* _Document_:
/---

Well, only speaking for myself, I'm thrilled to be back here for the "sisterhood"... even if only virtual. I have NO overweight friends. I have no one to go to for fashion advice, relationship concerns, body issues, or whatever. I'm literally giddy just reading all of the posts and being immersed among a group of similar folks... at least on at least one dimension (pun intended, I guess) of our lives.

Being obese is the only life I've ever known... and despite my autoimmune stuff, I'm a healthy fat person, have always been active and loved life, and have never felt that I was treated overtly differently because of my size. The few obese girlfriends I've had in my life had opposite views and blamed everything that went wrong on their size... I've never had a positive communal fat-experience other than my current/previous time with people from this group.

I don't need the companionship in order to love or appreciate myself more... but I think this place gives me permission to love myself outloud. I mean, I'm a fairly conceited fat chick and I smile in every mirror I see just because I love the way I look (literally, I once broke my toe because I was watching myself smile into a mirror and walking at the same time)... 

Off of this website, even if my friends love me, most of them take the attitude that I shouldn't love myself as I am... no one is cruel about it but I've never had a friend that wasn't asking me to the gym (as if I wasn't capable of going on my own), going on whatever diet, etc. They equate a thinner me with a better me... and never even ask how I feel about it.

I'm here to be me. I'm here to talk about how I want to be smaller for my own health reasons. I'm here to talk about sizing clothes appropriately. I'm here to get ideas about how to fix my hair. I'm here to be inspired by all of the ladies who haven't let their size slow them down. I'm here to enjoy being me in a way I can't fully enjoy it in the real world. 

Society blames fat people for a lot of stuff and even if I haven't felt it directly... it's all around me all the time. It's on the news; just this week stories about state health plans charging the obese twice as much for insurance as those of normal weight starting next year. It's in my home; my family are of normal-chubby size and constantly comment on how every sneeze, ache, or upset tummy is because of "how I eat" even though I'm the only one in the family who actually watches what they eat/cooks/enjoys veggies/fruits/whole grains on the daily. It was even in my classroom with constant social sciences professors going on and on about the poor behavioral choices of the obese.

Ugh. Ok, end soapbox, but that's why I'm here... just to have fun and not worry about who is might be offended that I'm actually a happy, self-aware, self-loving chick.


----------



## Flutterby68 (Oct 14, 2009)

Tina said:


> The thing I'm wondering is what you feel you can get -- or would like to get -- from a site like Dimensions. Are you hoping to come to a place in your life hwere you can love your body, fat and all?



Good heavens no... if I ever got to the point where I loved my body, fat and all, it would be time for me to give up. I'm so incredibly unhealthy like this. For me, the main reason to be here is the knowledge that there ARE men out there that not only like big women, but prefer them.

\---

* _Exercises_:
a – Rewrite everything in the forum thread from "Well, only speaking" down to "from this group.", replacing "fashion advice" with "style tips".
b – In the forum thread, what did the writer once break while smiling into a mirror and walking?
c – Carry on the forum thread from its last sentence.
The listing after this point comes from an unrelated source.

* _Listed entries_:
/---

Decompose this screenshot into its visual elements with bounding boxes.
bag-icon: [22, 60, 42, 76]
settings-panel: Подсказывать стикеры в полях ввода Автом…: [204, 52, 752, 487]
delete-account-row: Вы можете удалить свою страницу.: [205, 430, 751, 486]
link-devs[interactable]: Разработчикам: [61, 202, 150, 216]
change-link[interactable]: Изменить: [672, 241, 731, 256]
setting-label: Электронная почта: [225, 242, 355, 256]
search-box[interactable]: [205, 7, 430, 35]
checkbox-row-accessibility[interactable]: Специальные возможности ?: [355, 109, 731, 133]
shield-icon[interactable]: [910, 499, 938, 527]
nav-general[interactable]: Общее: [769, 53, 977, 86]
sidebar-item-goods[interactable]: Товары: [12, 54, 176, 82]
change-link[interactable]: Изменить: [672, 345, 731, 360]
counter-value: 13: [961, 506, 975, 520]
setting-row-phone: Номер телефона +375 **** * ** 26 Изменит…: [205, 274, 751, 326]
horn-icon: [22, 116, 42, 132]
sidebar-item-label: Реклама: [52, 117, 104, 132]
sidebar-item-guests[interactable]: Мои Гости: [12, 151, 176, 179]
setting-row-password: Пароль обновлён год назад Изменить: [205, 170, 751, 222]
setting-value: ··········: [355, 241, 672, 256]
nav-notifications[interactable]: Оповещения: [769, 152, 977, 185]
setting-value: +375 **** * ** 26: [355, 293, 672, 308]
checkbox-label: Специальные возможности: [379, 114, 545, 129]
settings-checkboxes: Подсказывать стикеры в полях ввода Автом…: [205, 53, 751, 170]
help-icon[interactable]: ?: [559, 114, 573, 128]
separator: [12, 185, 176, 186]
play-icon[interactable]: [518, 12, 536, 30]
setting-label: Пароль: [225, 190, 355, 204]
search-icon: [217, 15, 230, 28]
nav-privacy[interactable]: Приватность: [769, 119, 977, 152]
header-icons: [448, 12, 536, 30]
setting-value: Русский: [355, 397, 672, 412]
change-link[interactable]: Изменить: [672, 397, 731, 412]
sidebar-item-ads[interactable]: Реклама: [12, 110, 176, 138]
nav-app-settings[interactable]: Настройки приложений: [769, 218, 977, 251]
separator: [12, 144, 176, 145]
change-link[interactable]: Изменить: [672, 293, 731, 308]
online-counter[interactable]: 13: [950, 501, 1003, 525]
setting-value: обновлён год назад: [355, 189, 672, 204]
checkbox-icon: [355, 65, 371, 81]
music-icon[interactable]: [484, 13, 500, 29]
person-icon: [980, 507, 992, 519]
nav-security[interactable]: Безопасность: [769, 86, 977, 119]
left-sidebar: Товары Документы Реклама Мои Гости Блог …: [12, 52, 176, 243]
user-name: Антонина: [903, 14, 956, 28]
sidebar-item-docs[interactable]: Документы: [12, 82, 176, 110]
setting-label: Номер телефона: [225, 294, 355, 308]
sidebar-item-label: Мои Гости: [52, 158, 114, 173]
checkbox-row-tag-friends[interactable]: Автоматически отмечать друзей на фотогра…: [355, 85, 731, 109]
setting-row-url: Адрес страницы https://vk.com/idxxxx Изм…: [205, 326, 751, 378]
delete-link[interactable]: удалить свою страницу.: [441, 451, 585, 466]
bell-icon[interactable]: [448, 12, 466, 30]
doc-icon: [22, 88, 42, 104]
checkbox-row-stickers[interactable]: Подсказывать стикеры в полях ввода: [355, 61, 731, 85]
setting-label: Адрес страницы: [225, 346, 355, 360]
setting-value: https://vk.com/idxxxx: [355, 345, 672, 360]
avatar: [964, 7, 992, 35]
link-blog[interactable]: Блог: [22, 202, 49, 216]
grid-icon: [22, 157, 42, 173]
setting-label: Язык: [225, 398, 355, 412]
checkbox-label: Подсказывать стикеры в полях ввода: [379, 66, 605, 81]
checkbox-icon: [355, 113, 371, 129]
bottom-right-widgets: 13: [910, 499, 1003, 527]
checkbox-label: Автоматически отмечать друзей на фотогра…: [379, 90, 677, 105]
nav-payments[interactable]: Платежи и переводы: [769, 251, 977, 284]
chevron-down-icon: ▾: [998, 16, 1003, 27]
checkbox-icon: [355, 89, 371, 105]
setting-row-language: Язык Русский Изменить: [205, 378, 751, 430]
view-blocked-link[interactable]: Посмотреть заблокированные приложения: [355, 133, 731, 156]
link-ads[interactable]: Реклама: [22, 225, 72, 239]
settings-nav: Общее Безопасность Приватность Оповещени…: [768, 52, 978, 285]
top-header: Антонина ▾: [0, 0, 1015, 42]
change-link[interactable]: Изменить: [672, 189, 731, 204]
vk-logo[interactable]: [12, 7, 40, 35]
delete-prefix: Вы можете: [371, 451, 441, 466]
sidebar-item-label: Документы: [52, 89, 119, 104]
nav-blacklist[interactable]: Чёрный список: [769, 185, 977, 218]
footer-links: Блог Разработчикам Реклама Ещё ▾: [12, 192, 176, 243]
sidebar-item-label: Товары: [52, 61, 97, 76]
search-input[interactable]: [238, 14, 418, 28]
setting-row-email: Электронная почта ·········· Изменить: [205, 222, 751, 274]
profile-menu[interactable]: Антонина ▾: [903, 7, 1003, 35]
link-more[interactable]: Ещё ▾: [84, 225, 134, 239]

\---

* _Answers given_:
a –
Well, only speaking for myself, I'm thrilled to be back here for the "sisterhood"... even if only virtual. I have NO overweight friends. I have no one to go to for style tips, relationship concerns, body issues, or whatever. I'm literally giddy just reading all of the posts and being immersed among a group of similar folks... at least on at least one dimension (pun intended, I guess) of our lives.

Being obese is the only life I've ever known... and despite my autoimmune stuff, I'm a healthy fat person, have always been active and loved life, and have never felt that I was treated overtly differently because of my size. The few obese girlfriends I've had in my life had opposite views and blamed everything that went wrong on their size... I've never had a positive communal fat-experience other than my current/previous time with people from this group.

b – A toe.

c –
I may not have been fat for my entire life, but I've had PLENTY of men tell me they'd be happy to have sex with me but not date me due to size. I figure if they don't want me fat, then I don't want them when thin- I deserve better.
It's the same with friendships. People who constantly belittle me for my weight are NOT the kind of people that I want to be around. That doesn't happen here. 

I know there has to be some other women here who live happy lives as BBWs but still wish they were NOT BBWs. I can't be the only one. I DO have a happy life for the most part... and I am not ASHAMED of my weight. But I am not proud of it either.


----------



## mergirl (Oct 14, 2009)

Flutterby68 said:


> Good heavens no... if I ever got to the point where I loved my body, fat and all, it would be time for me to give up. I'm so incredibly unhealthy like this. For me, the main reason to be here is the knowledge that there ARE men out there that not only like big women, but prefer them.
> 
> I may not have been fat for my entire life, but I've had PLENTY of men tell me they'd be happy to have sex with me but not date me due to size. I figure if they don't want me fat, then I don't want them when thin- I deserve better.
> It's the same with friendships. People who constantly belittle me for my weight are NOT the kind of people that I want to be around. That doesn't happen here.
> ...


You realise that the guys on here who prefer fat women might not still find you attractive if you did lose weight because of their preference. The reason i bring this up is because you seem determined to lose weight. I'm also wondering how it would feel to you on a psychological level to have someone Love (worship even) something about you that you, yourself seem to loath? 
The guys who wouldn't date you because of your size arn't just non fa's they are pricks!!! You are right you certainly do not deserve to be used by anyone like that, just as these kinna 'men' don't deserve oxygen!!
I am sure there are women on here that would prefer to be thinner for whatever reason, i think many though, if they find self acceptance can live a life where losing weight stops becoming as much of an obsession as it might have been before that.


----------



## Flutterby68 (Oct 14, 2009)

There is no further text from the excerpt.